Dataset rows
########################################

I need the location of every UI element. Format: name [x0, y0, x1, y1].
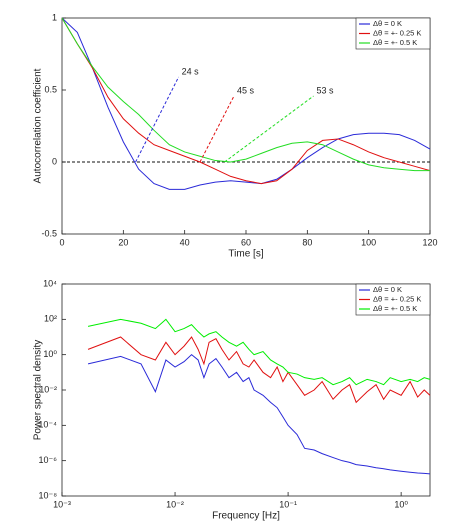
x-tick-label: 20 [118, 237, 128, 247]
y-tick-label: -0.5 [41, 228, 57, 238]
annotation-line [224, 95, 314, 163]
series-line [61, 17, 431, 185]
series-line [87, 318, 431, 386]
legend-label: Δθ = +- 0.25 K [373, 294, 421, 303]
y-tick-label: 10⁰ [43, 349, 57, 359]
legend-label: Δθ = +- 0.5 K [373, 304, 417, 313]
y-axis-label: Power spectral density [33, 340, 44, 441]
series-line [61, 17, 431, 190]
y-tick-label: 0.5 [44, 84, 57, 94]
plot-area [61, 17, 431, 235]
y-tick-label: 10⁴ [43, 278, 57, 288]
series-line [87, 354, 431, 475]
plot-area [61, 283, 431, 497]
y-tick-label: 10⁻⁸ [38, 490, 57, 500]
y-axis-label: Autocorrelation coefficient [33, 68, 44, 183]
x-tick-label: 60 [241, 237, 251, 247]
x-tick-label: 120 [422, 237, 437, 247]
x-tick-label: 80 [302, 237, 312, 247]
annotation: 45 s [237, 85, 255, 95]
y-tick-label: 0 [52, 156, 57, 166]
x-axis-label: Time [s] [228, 249, 263, 260]
series-line [87, 336, 431, 404]
x-tick-label: 0 [59, 237, 64, 247]
y-tick-label: 1 [52, 12, 57, 22]
legend-label: Δθ = +- 0.5 K [373, 38, 417, 47]
x-tick-label: 10⁰ [394, 499, 408, 509]
y-tick-label: 10⁻⁴ [38, 420, 57, 430]
y-tick-label: 10⁻⁶ [39, 455, 58, 465]
x-tick-label: 10⁻¹ [279, 499, 297, 509]
legend-label: Δθ = 0 K [373, 19, 402, 28]
y-tick-label: 10² [44, 314, 57, 324]
annotation: 24 s [182, 66, 200, 76]
x-tick-label: 100 [361, 237, 376, 247]
x-tick-label: 10⁻³ [53, 499, 71, 509]
series-line [61, 17, 430, 172]
y-tick-label: 10⁻² [39, 384, 57, 394]
legend-label: Δθ = +- 0.25 K [373, 28, 421, 37]
legend-label: Δθ = 0 K [373, 285, 402, 294]
annotation-line [199, 95, 235, 163]
x-tick-label: 40 [180, 237, 190, 247]
annotation-line [135, 76, 180, 163]
x-axis-label: Frequency [Hz] [212, 511, 280, 522]
annotation: 53 s [317, 85, 335, 95]
x-tick-label: 10⁻² [166, 499, 184, 509]
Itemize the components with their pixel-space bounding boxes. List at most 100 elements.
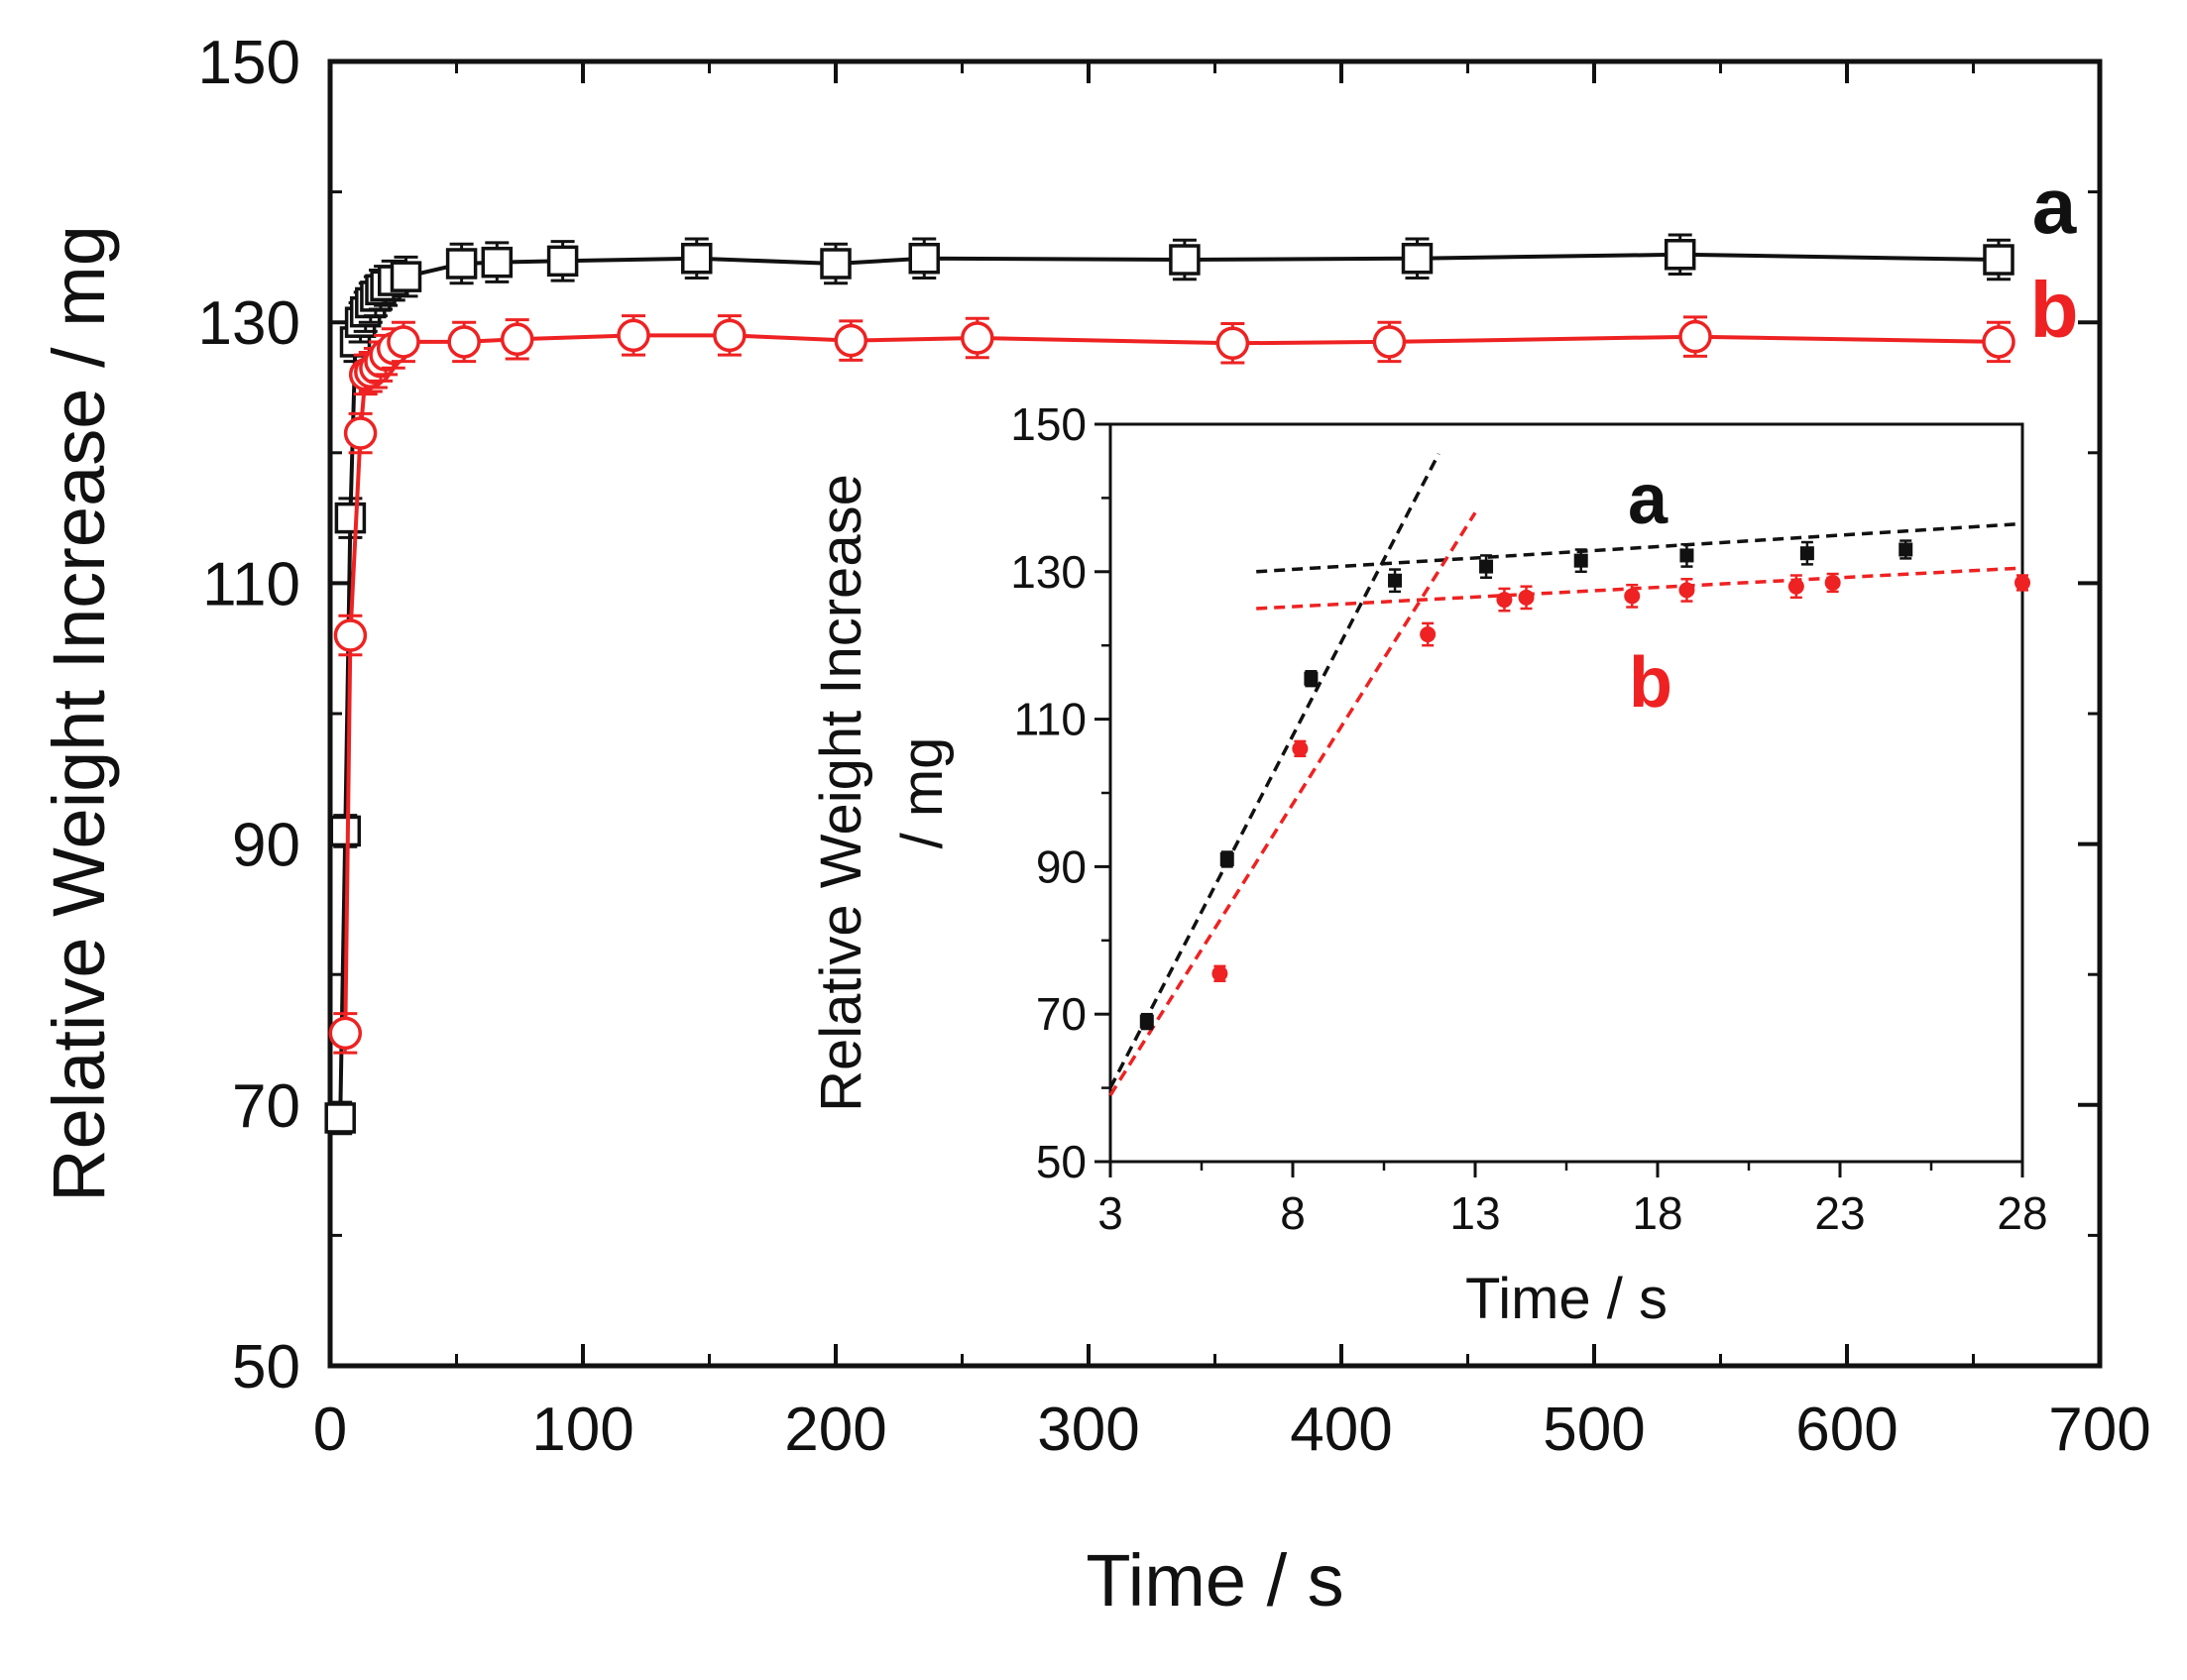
main-series-b-point — [1678, 319, 1712, 354]
inset-series-a-point — [1479, 559, 1494, 574]
main-series-b-point — [328, 1016, 363, 1051]
inset-chart: 3 8 13 18 23 28 50 70 90 110 130 150 Time / s Relat… — [809, 398, 2048, 1331]
main-y-tick-label: 110 — [202, 550, 300, 618]
inset-series-b-point — [1824, 574, 1841, 591]
inset-series-label-b: b — [1629, 643, 1672, 723]
inset-y-tick-label: 90 — [1036, 840, 1087, 892]
inset-series-a-point — [1679, 548, 1694, 563]
main-series-a-point — [390, 261, 422, 292]
inset-y-tick-label: 50 — [1036, 1136, 1087, 1187]
inset-y-tick-label: 130 — [1010, 546, 1087, 598]
main-series-b-point — [500, 322, 534, 357]
inset-x-tick-label: 8 — [1280, 1187, 1306, 1239]
main-x-tick-label: 200 — [784, 1396, 886, 1464]
inset-tick-labels: 3 8 13 18 23 28 50 70 90 110 130 150 — [1010, 398, 2047, 1239]
inset-fit-line-b — [1256, 566, 2023, 611]
inset-series-b-point — [1496, 592, 1513, 609]
main-series-a-point — [334, 502, 367, 534]
inset-fit-lines — [1108, 452, 2023, 1096]
main-series-a-point — [324, 1102, 356, 1134]
inset-series-a-point — [1388, 573, 1403, 588]
main-y-tick-label: 70 — [232, 1072, 300, 1141]
main-x-tick-label: 400 — [1290, 1396, 1392, 1464]
inset-fit-line-b — [1108, 511, 1477, 1096]
inset-series-b-point — [1787, 578, 1804, 595]
inset-fit-line-a — [1108, 452, 1440, 1089]
inset-series-label-a: a — [1628, 460, 1669, 539]
main-x-tick-label: 500 — [1543, 1396, 1645, 1464]
main-series-a-point — [546, 245, 579, 278]
main-series-b-point — [343, 416, 378, 450]
inset-y-axis-title-line2: / mg — [890, 737, 955, 849]
main-y-axis-title: Relative Weight Increase / mg — [38, 225, 120, 1202]
main-series-label-b: b — [2030, 266, 2079, 354]
main-series-b-point — [961, 321, 994, 355]
inset-plot-frame — [1108, 422, 2024, 1164]
inset-series-a-point — [1139, 1014, 1154, 1029]
inset-y-axis-title-line1: Relative Weight Increase — [809, 474, 873, 1112]
inset-series-b-point — [1624, 588, 1641, 605]
main-series-b-point — [1372, 325, 1407, 359]
inset-y-tick-label: 110 — [1014, 694, 1087, 745]
main-series-a-point — [445, 248, 478, 280]
inset-fit-line-a — [1256, 521, 2023, 574]
main-x-tick-label: 0 — [313, 1396, 347, 1464]
main-series — [324, 233, 2015, 1136]
main-x-tick-label: 700 — [2048, 1396, 2150, 1464]
main-series-a-point — [1169, 244, 1201, 276]
inset-x-tick-label: 13 — [1449, 1187, 1500, 1239]
inset-series-a-point — [1799, 546, 1814, 561]
main-chart: 0 100 200 300 400 500 600 700 50 70 90 110 130 150 Ti… — [38, 29, 2151, 1622]
inset-x-tick-label: 28 — [1997, 1187, 2047, 1239]
inset-series-b-point — [1420, 626, 1437, 643]
inset-series-a — [1139, 539, 1913, 1031]
inset-y-tick-label: 70 — [1036, 988, 1087, 1040]
main-series-a-point — [481, 246, 514, 279]
main-x-tick-label: 600 — [1795, 1396, 1898, 1464]
main-y-tick-label: 150 — [198, 29, 300, 97]
inset-x-tick-label: 18 — [1632, 1187, 1682, 1239]
inset-series-a-point — [1219, 851, 1234, 866]
main-series-b-point — [617, 318, 650, 353]
main-y-tick-label: 90 — [232, 812, 300, 880]
main-tick-labels: 0 100 200 300 400 500 600 700 50 70 90 110 130 150 — [198, 29, 2151, 1464]
main-series-b-point — [1982, 325, 2015, 359]
main-series-a-point — [1401, 242, 1434, 275]
inset-series — [1139, 539, 2030, 1031]
inset-series-b-point — [1211, 965, 1228, 982]
inset-series-b — [1211, 572, 2030, 982]
main-y-tick-label: 50 — [232, 1333, 300, 1401]
main-series-a-point — [1983, 244, 2014, 276]
main-series-a — [324, 233, 2014, 1136]
inset-series-a-point — [1899, 542, 1913, 557]
main-series-b-point — [333, 618, 368, 652]
main-series-b-point — [447, 325, 481, 359]
main-series-b-point — [387, 325, 420, 359]
inset-series-b-point — [1678, 582, 1695, 599]
inset-series-a-point — [1573, 553, 1588, 568]
inset-x-tick-label: 23 — [1814, 1187, 1865, 1239]
inset-series-b-point — [1518, 589, 1535, 606]
main-series-b — [328, 314, 2015, 1055]
main-series-a-point — [329, 815, 362, 847]
main-series-a-point — [908, 242, 940, 275]
main-series-a-point — [1664, 239, 1696, 271]
inset-x-tick-label: 3 — [1097, 1187, 1123, 1239]
main-series-label-a: a — [2032, 162, 2077, 250]
inset-ticks — [1094, 422, 2024, 1177]
main-x-tick-label: 100 — [531, 1396, 633, 1464]
main-series-a-point — [820, 248, 852, 280]
inset-series-b-point — [2014, 574, 2030, 591]
main-series-b-point — [834, 323, 868, 358]
main-series-a-point — [681, 242, 713, 275]
main-series-b-point — [713, 318, 747, 353]
inset-series-b-point — [1292, 740, 1309, 757]
inset-y-tick-label: 150 — [1010, 398, 1087, 450]
main-series-b-point — [1215, 326, 1250, 361]
inset-series-a-point — [1304, 671, 1319, 686]
main-x-tick-label: 300 — [1037, 1396, 1139, 1464]
main-y-tick-label: 130 — [198, 289, 300, 358]
inset-x-axis-title: Time / s — [1465, 1267, 1668, 1331]
main-x-axis-title: Time / s — [1086, 1539, 1343, 1622]
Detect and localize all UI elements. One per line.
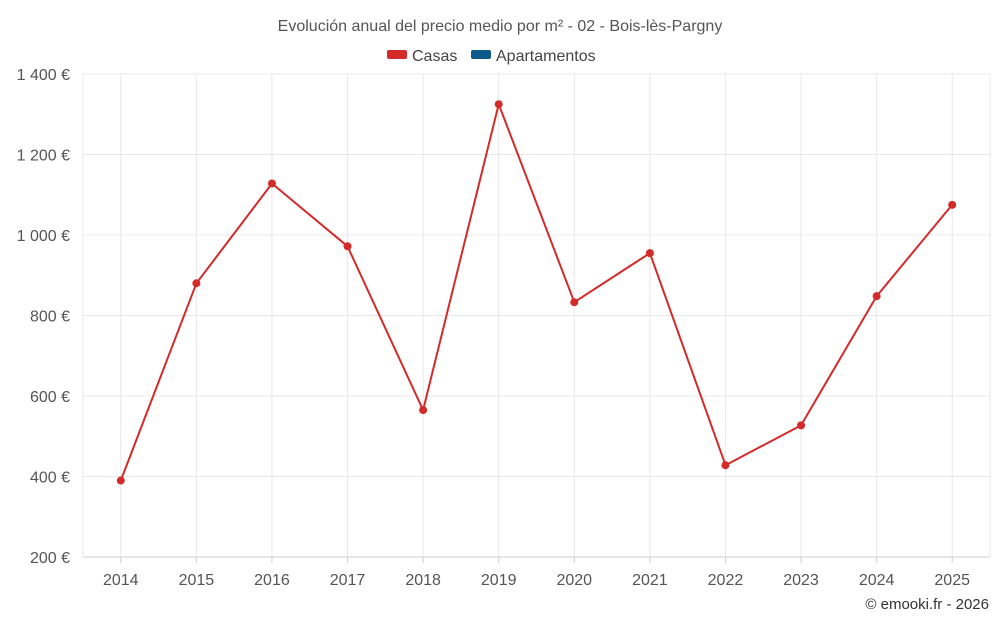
series-line-casas bbox=[119, 103, 954, 482]
grid bbox=[82, 73, 991, 558]
legend-swatch-apartamentos bbox=[471, 50, 491, 59]
x-tick-label: 2020 bbox=[556, 572, 592, 589]
y-axis: 200 € 400 € 600 € 800 € 1 000 € 1 200 € 1 400 … bbox=[17, 67, 70, 567]
data-point-casas-2014[interactable] bbox=[116, 476, 125, 485]
data-point-casas-2023[interactable] bbox=[797, 421, 806, 430]
y-tick-label: 1 200 € bbox=[17, 148, 70, 165]
x-tick-label: 2015 bbox=[179, 572, 215, 589]
data-point-casas-2016[interactable] bbox=[267, 179, 276, 188]
legend-label-apartamentos: Apartamentos bbox=[496, 48, 596, 65]
x-axis: 2014 2015 2016 2017 2018 2019 2020 2021 2022 2023… bbox=[103, 557, 970, 589]
legend-label-casas: Casas bbox=[412, 48, 457, 65]
data-point-casas-2022[interactable] bbox=[721, 461, 730, 470]
legend: Casas Apartamentos bbox=[387, 48, 596, 65]
data-point-casas-2024[interactable] bbox=[872, 292, 881, 301]
x-tick-label: 2018 bbox=[405, 572, 441, 589]
data-point-casas-2019[interactable] bbox=[494, 100, 503, 109]
data-point-casas-2025[interactable] bbox=[948, 200, 957, 209]
x-tick-label: 2019 bbox=[481, 572, 517, 589]
data-point-casas-2015[interactable] bbox=[192, 279, 201, 288]
x-tick-label: 2014 bbox=[103, 572, 139, 589]
y-tick-label: 600 € bbox=[30, 389, 70, 406]
data-point-casas-2020[interactable] bbox=[570, 298, 579, 307]
legend-item-apartamentos[interactable]: Apartamentos bbox=[471, 48, 596, 65]
y-tick-label: 400 € bbox=[30, 470, 70, 487]
x-tick-label: 2024 bbox=[859, 572, 895, 589]
x-tick-label: 2021 bbox=[632, 572, 668, 589]
chart-title: Evolución anual del precio medio por m² … bbox=[278, 18, 723, 35]
legend-swatch-casas bbox=[387, 50, 407, 59]
data-point-casas-2021[interactable] bbox=[645, 249, 654, 258]
data-point-casas-2018[interactable] bbox=[419, 406, 428, 415]
series-layer bbox=[116, 100, 957, 485]
x-tick-label: 2017 bbox=[330, 572, 366, 589]
y-tick-label: 1 000 € bbox=[17, 228, 70, 245]
y-tick-label: 1 400 € bbox=[17, 67, 70, 84]
data-point-casas-2017[interactable] bbox=[343, 242, 352, 251]
x-tick-label: 2025 bbox=[934, 572, 970, 589]
x-tick-label: 2016 bbox=[254, 572, 290, 589]
y-tick-label: 200 € bbox=[30, 550, 70, 567]
y-tick-label: 800 € bbox=[30, 309, 70, 326]
x-tick-label: 2023 bbox=[783, 572, 819, 589]
credit-text: © emooki.fr - 2026 bbox=[865, 596, 989, 613]
x-tick-label: 2022 bbox=[708, 572, 744, 589]
legend-item-casas[interactable]: Casas bbox=[387, 48, 457, 65]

########################################

Short exercise = Copy the lines among the items word for word, beginning at the line that contains "main-series-b-point — [1678, 319, 1712, 354]" and stopping after the line that contains "inset-series-a-point — [1679, 548, 1694, 563]".

Result of this exercise =
main-series-b-point — [1678, 319, 1712, 354]
inset-series-a-point — [1479, 559, 1494, 574]
main-series-b-point — [328, 1016, 363, 1051]
inset-chart: 3 8 13 18 23 28 50 70 90 110 130 150 Time / s Relat… — [809, 398, 2048, 1331]
main-y-tick-label: 110 — [202, 550, 300, 618]
inset-series-b-point — [1824, 574, 1841, 591]
inset-series-label-b: b — [1629, 643, 1672, 723]
inset-y-tick-label: 90 — [1036, 840, 1087, 892]
inset-series-a-point — [1679, 548, 1694, 563]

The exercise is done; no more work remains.